Text shown:
Religion
- Affiliation: Judaism
- Ecclesiastical or organizational status: Synagogue
- Status: Active

Location
- Location: 7 Sarjonbak Alley, Oudlajan, Tehran
- Country: Iran
- Interactive map of Molla Hanina Synagogue
- Coordinates: 35°40′41.61″N 51°25′51.56″E﻿ / ﻿35.6782250°N 51.4309889°E

Architecture
- Type: Synagogue architecture
- Style: Qajar architecture
- Founder: Molla Hanina Melamed Yazdi
- Completed: late 19th century

Specifications
- Capacity: 50 worshippers
- Site area: 127 m^{2} (1,370 sq ft)

= Molla Hanina Synagogue =

Synagogue in Tehran, Iran

The Molla Hanina Synagogue (کنیسه ملا حنینا; בית הכנסת מולא חנינא), or Mollah Haninah Synagogue, is a Jewish congregation and synagogue, located at 7 Sarjonbak Alley (Taghavi Street), in the Old Jewish Quarter, in the Oudlajan neighborhood of Tehran, Iran. Established in the late 19th century, it is one of the oldest and, located on a 127 m2 site, one of the smallest synagogues in Tehran.

== History ==
The synagogue was established during the reign of Mozaffar ad-Din Shah Qajar. Molla Hanina Melamed Yazdi is known to have founded the synagogue. Molla Hanina died in 1283 SH (1904–1905 AD) and the synagogue was managed by the Jewish Council since then. The synagogue was also a precursor of the Dr. Sapir Hospital and Charity Center which is the only Jewish hospital in Tehran, as Dr. Sapir used to treat patients in one of the rooms of the synagogue.

Today the population of Jews in Oudlajan is relatively low and the synagogue is only open on Sabbaths.

Required action: Echo the passage of the Molla Hanina Synagogue text word for word, everything from "Specifications" down to "synagogues in Tehran.". The records that follow were drawn from a separate source.

Provided information:

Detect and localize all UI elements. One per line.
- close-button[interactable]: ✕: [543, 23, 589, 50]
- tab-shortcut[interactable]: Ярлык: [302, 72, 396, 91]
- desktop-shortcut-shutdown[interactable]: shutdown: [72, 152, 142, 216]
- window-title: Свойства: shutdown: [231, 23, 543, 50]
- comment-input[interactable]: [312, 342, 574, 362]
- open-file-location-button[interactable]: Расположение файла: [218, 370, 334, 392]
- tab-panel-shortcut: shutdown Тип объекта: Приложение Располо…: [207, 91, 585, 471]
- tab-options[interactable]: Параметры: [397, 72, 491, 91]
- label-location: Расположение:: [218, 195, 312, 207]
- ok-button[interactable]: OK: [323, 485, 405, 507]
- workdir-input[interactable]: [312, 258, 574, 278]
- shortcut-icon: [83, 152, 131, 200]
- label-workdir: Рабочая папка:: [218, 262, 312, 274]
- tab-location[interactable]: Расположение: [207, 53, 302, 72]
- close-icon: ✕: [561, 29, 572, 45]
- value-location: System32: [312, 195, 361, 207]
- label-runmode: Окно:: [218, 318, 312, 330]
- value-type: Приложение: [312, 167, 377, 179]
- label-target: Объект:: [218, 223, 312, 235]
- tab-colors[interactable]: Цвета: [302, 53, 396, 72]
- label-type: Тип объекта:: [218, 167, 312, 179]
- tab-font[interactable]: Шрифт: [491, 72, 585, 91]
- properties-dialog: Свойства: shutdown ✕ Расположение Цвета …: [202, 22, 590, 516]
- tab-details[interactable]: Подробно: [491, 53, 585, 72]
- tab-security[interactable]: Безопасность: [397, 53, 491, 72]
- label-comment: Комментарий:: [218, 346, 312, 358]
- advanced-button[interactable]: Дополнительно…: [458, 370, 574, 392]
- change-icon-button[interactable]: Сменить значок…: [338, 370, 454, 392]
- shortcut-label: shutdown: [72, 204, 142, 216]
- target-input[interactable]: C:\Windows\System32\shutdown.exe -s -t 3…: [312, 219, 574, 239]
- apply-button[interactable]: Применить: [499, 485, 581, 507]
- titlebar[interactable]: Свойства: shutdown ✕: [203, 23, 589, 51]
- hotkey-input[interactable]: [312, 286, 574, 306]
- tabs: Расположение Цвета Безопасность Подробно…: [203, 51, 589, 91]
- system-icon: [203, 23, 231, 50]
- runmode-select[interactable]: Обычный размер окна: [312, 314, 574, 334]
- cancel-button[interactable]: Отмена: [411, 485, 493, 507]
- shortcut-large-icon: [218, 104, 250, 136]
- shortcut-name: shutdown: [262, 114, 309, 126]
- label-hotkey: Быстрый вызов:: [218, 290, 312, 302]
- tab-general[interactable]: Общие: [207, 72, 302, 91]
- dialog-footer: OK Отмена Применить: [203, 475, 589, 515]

Response:
Specifications
- Capacity: 50 worshippers
- Site area: 127 m^{2} (1,370 sq ft)

= Molla Hanina Synagogue =

Synagogue in Tehran, Iran

The Molla Hanina Synagogue (کنیسه ملا حنینا; בית הכנסת מולא חנינא), or Mollah Haninah Synagogue, is a Jewish congregation and synagogue, located at 7 Sarjonbak Alley (Taghavi Street), in the Old Jewish Quarter, in the Oudlajan neighborhood of Tehran, Iran. Established in the late 19th century, it is one of the oldest and, located on a 127 m2 site, one of the smallest synagogues in Tehran.